(Collected data entries)
++++++++

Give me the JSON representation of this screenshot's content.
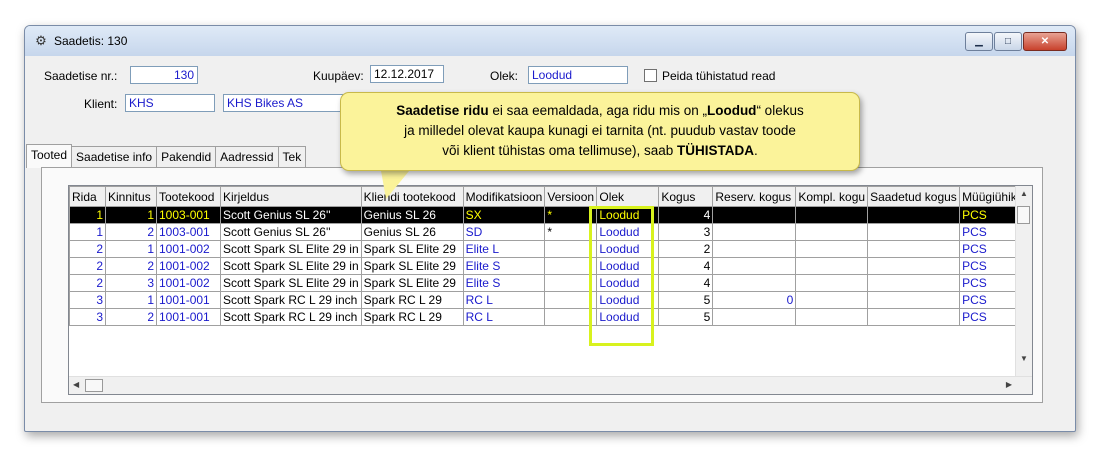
{
  "window": {
    "title": "Saadetis: 130"
  },
  "header": {
    "shipment_no_label": "Saadetise nr.:",
    "shipment_no": "130",
    "date_label": "Kuupäev:",
    "date": "12.12.2017",
    "status_label": "Olek:",
    "status": "Loodud",
    "hide_cancelled_label": "Peida tühistatud read",
    "client_label": "Klient:",
    "client_code": "KHS",
    "client_name": "KHS Bikes AS"
  },
  "tabs": [
    "Tooted",
    "Saadetise info",
    "Pakendid",
    "Aadressid",
    "Tek"
  ],
  "grid": {
    "columns": [
      "Rida",
      "Kinnitus",
      "Tootekood",
      "Kirjeldus",
      "Kliendi tootekood",
      "Modifikatsioon",
      "Versioon",
      "Olek",
      "Kogus",
      "Reserv. kogus",
      "Kompl. kogu",
      "Saadetud kogus",
      "Müügiühik"
    ],
    "rows": [
      [
        "1",
        "1",
        "1003-001",
        "Scott Genius SL 26''",
        "Genius SL 26",
        "SX",
        "*",
        "Loodud",
        "4",
        "",
        "",
        "",
        "PCS"
      ],
      [
        "1",
        "2",
        "1003-001",
        "Scott Genius SL 26''",
        "Genius SL 26",
        "SD",
        "*",
        "Loodud",
        "3",
        "",
        "",
        "",
        "PCS"
      ],
      [
        "2",
        "1",
        "1001-002",
        "Scott Spark SL Elite 29 in",
        "Spark SL Elite 29",
        "Elite L",
        "",
        "Loodud",
        "2",
        "",
        "",
        "",
        "PCS"
      ],
      [
        "2",
        "2",
        "1001-002",
        "Scott Spark SL Elite 29 in",
        "Spark SL Elite 29",
        "Elite S",
        "",
        "Loodud",
        "4",
        "",
        "",
        "",
        "PCS"
      ],
      [
        "2",
        "3",
        "1001-002",
        "Scott Spark SL Elite 29 in",
        "Spark SL Elite 29",
        "Elite S",
        "",
        "Loodud",
        "4",
        "",
        "",
        "",
        "PCS"
      ],
      [
        "3",
        "1",
        "1001-001",
        "Scott Spark RC L 29 inch",
        "Spark RC L 29",
        "RC L",
        "",
        "Loodud",
        "5",
        "0",
        "",
        "",
        "PCS"
      ],
      [
        "3",
        "2",
        "1001-001",
        "Scott Spark RC L 29 inch",
        "Spark RC L 29",
        "RC L",
        "",
        "Loodud",
        "5",
        "",
        "",
        "",
        "PCS"
      ]
    ]
  },
  "callout": {
    "p1_bold": "Saadetise ridu",
    "p1_rest": " ei saa eemaldada, aga ridu mis on „",
    "p1_bold2": "Loodud",
    "p1_end": "“ olekus",
    "line2": "ja milledel olevat kaupa kunagi ei tarnita (nt. puudub vastav toode",
    "line3_start": "või klient tühistas oma tellimuse), saab ",
    "line3_bold": "TÜHISTADA",
    "line3_end": "."
  },
  "icons": {
    "app": "gear-icon",
    "minimize": "minimize-icon",
    "maximize": "maximize-icon",
    "close": "close-icon"
  }
}
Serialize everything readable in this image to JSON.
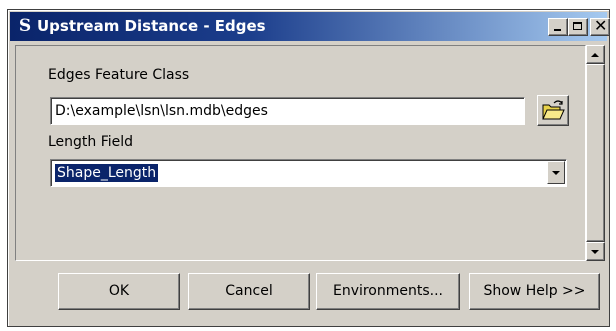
{
  "window": {
    "title": "Upstream Distance - Edges",
    "icon": "S",
    "icon_name": "toolbox-script-icon"
  },
  "title_buttons": {
    "minimize": "minimize-icon",
    "maximize": "maximize-icon",
    "close": "✕"
  },
  "form": {
    "edges_label": "Edges Feature Class",
    "edges_value": "D:\\example\\lsn\\lsn.mdb\\edges",
    "browse_icon": "open-folder-icon",
    "length_label": "Length Field",
    "length_value": "Shape_Length"
  },
  "buttons": {
    "ok": "OK",
    "cancel": "Cancel",
    "environments": "Environments...",
    "show_help": "Show Help >>"
  },
  "colors": {
    "titlebar_start": "#0a246a",
    "titlebar_end": "#a6caf0",
    "face": "#d4d0c8",
    "selection": "#0a246a"
  }
}
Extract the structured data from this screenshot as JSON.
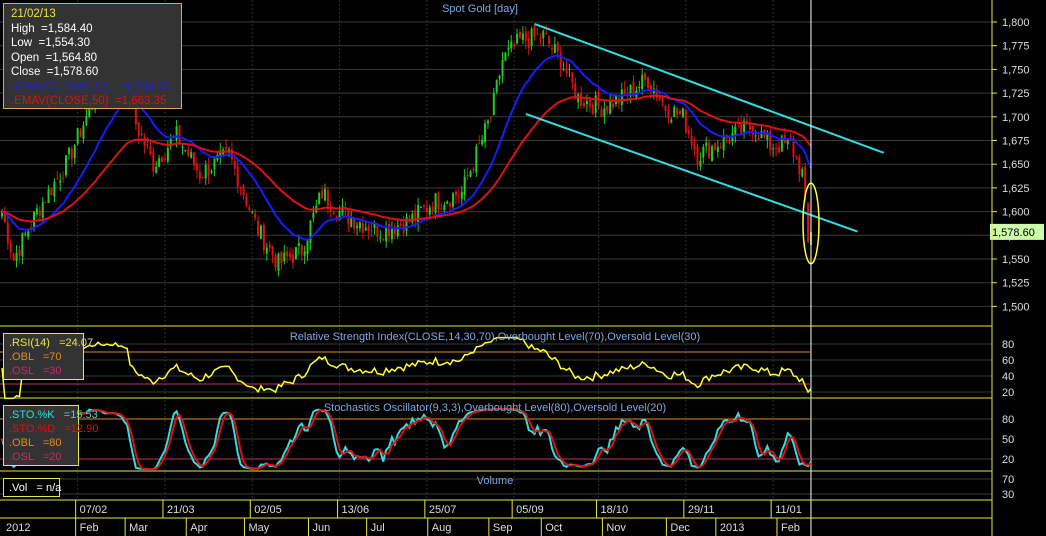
{
  "info_box": {
    "date": "21/02/13",
    "high": "High  =1,584.40",
    "low": "Low  =1,554.30",
    "open": "Open  =1,564.80",
    "close": "Close  =1,578.60",
    "ema20": ".EMAV(CLOSE,20)   =1,639.37",
    "ema50": ".EMAV(CLOSE,50)  =1,663.35"
  },
  "rsi_box": {
    "rsi": ".RSI(14)   =24.07",
    "obl": ".OBL   =70",
    "osl": ".OSL   =30"
  },
  "sto_box": {
    "k": ".STO.%K   =15.53",
    "d": ".STO.%D   =12.90",
    "obl": ".OBL   =80",
    "osl": ".OSL   =20"
  },
  "vol_box": {
    "vol": ".Vol   = n/a"
  },
  "colors": {
    "up": "#22cc22",
    "down": "#dd1111",
    "ema20": "#1a1aff",
    "ema50": "#dd1111",
    "trend": "#33dddd",
    "rsi": "#ffff33",
    "stoK": "#33dddd",
    "stoD": "#dd1111",
    "panel": "#e6e64a",
    "last_price_bg": "#ccffaa"
  },
  "chart_data": [
    {
      "type": "candlestick",
      "title": "Spot Gold [day]",
      "ylim": [
        1490,
        1825
      ],
      "yticks": [
        "1,500",
        "1,525",
        "1,550",
        "1,575",
        "1,600",
        "1,625",
        "1,650",
        "1,675",
        "1,700",
        "1,725",
        "1,750",
        "1,775",
        "1,800"
      ],
      "ytick_values": [
        1500,
        1525,
        1550,
        1575,
        1600,
        1625,
        1650,
        1675,
        1700,
        1725,
        1750,
        1775,
        1800
      ],
      "last_price_label": "1,578.60",
      "last_close": 1578.6,
      "close_path_bar_price": [
        [
          0,
          1600
        ],
        [
          4,
          1550
        ],
        [
          12,
          1600
        ],
        [
          22,
          1650
        ],
        [
          34,
          1735
        ],
        [
          42,
          1760
        ],
        [
          45,
          1700
        ],
        [
          52,
          1650
        ],
        [
          60,
          1680
        ],
        [
          68,
          1640
        ],
        [
          78,
          1660
        ],
        [
          88,
          1580
        ],
        [
          95,
          1545
        ],
        [
          103,
          1560
        ],
        [
          110,
          1620
        ],
        [
          116,
          1600
        ],
        [
          122,
          1590
        ],
        [
          130,
          1580
        ],
        [
          140,
          1590
        ],
        [
          148,
          1610
        ],
        [
          158,
          1620
        ],
        [
          163,
          1660
        ],
        [
          168,
          1700
        ],
        [
          172,
          1760
        ],
        [
          178,
          1780
        ],
        [
          186,
          1785
        ],
        [
          192,
          1760
        ],
        [
          198,
          1720
        ],
        [
          206,
          1710
        ],
        [
          213,
          1720
        ],
        [
          222,
          1740
        ],
        [
          228,
          1710
        ],
        [
          234,
          1700
        ],
        [
          239,
          1660
        ],
        [
          245,
          1670
        ],
        [
          251,
          1680
        ],
        [
          258,
          1690
        ],
        [
          264,
          1670
        ],
        [
          271,
          1670
        ],
        [
          275,
          1640
        ],
        [
          277,
          1565
        ],
        [
          278,
          1578.6
        ]
      ],
      "series": [
        "EMAV(CLOSE,20)",
        "EMAV(CLOSE,50)"
      ],
      "trendlines_bar_price": [
        [
          [
            183,
            1798
          ],
          [
            303,
            1662
          ]
        ],
        [
          [
            180,
            1703
          ],
          [
            294,
            1579
          ]
        ]
      ],
      "highlight_ellipse": {
        "bar": 278,
        "price_low": 1545,
        "price_high": 1630
      }
    },
    {
      "type": "line",
      "title": "Relative Strength Index(CLOSE,14,30,70),Overbought Level(70),Oversold Level(30)",
      "yticks": [
        "80",
        "60",
        "40",
        "20"
      ],
      "ytick_values": [
        80,
        60,
        40,
        20
      ],
      "ylim": [
        10,
        90
      ],
      "levels": [
        70,
        30
      ],
      "last": 24.07
    },
    {
      "type": "line",
      "title": "Stochastics Oscillator(9,3,3),Overbought Level(80),Oversold Level(20)",
      "yticks": [
        "80",
        "50",
        "20"
      ],
      "ytick_values": [
        80,
        50,
        20
      ],
      "ylim": [
        0,
        100
      ],
      "levels": [
        80,
        20
      ],
      "last_k": 15.53,
      "last_d": 12.9
    },
    {
      "type": "bar",
      "title": "Volume",
      "yticks": [
        "70",
        "30"
      ],
      "ytick_values": [
        70,
        30
      ],
      "ylim": [
        0,
        100
      ]
    }
  ],
  "date_axis": {
    "row1": [
      {
        "label": "07/02",
        "bar": 26
      },
      {
        "label": "21/03",
        "bar": 56
      },
      {
        "label": "02/05",
        "bar": 86
      },
      {
        "label": "13/06",
        "bar": 116
      },
      {
        "label": "25/07",
        "bar": 146
      },
      {
        "label": "05/09",
        "bar": 176
      },
      {
        "label": "18/10",
        "bar": 205
      },
      {
        "label": "29/11",
        "bar": 235
      },
      {
        "label": "11/01",
        "bar": 265
      }
    ],
    "row2": [
      {
        "label": "2012",
        "bar": 0
      },
      {
        "label": "Feb",
        "bar": 26
      },
      {
        "label": "Mar",
        "bar": 43
      },
      {
        "label": "Apr",
        "bar": 64
      },
      {
        "label": "May",
        "bar": 84
      },
      {
        "label": "Jun",
        "bar": 106
      },
      {
        "label": "Jul",
        "bar": 126
      },
      {
        "label": "Aug",
        "bar": 147
      },
      {
        "label": "Sep",
        "bar": 168
      },
      {
        "label": "Oct",
        "bar": 186
      },
      {
        "label": "Nov",
        "bar": 207
      },
      {
        "label": "Dec",
        "bar": 229
      },
      {
        "label": "2013",
        "bar": 246
      },
      {
        "label": "Feb",
        "bar": 267
      }
    ]
  }
}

++++++++

Do this:
Find every line that has "Oversold" in it, then return those lines.

Completed task:
      "title": "Relative Strength Index(CLOSE,14,30,70),Overbought Level(70),Oversold Level(30)",
      "title": "Stochastics Oscillator(9,3,3),Overbought Level(80),Oversold Level(20)",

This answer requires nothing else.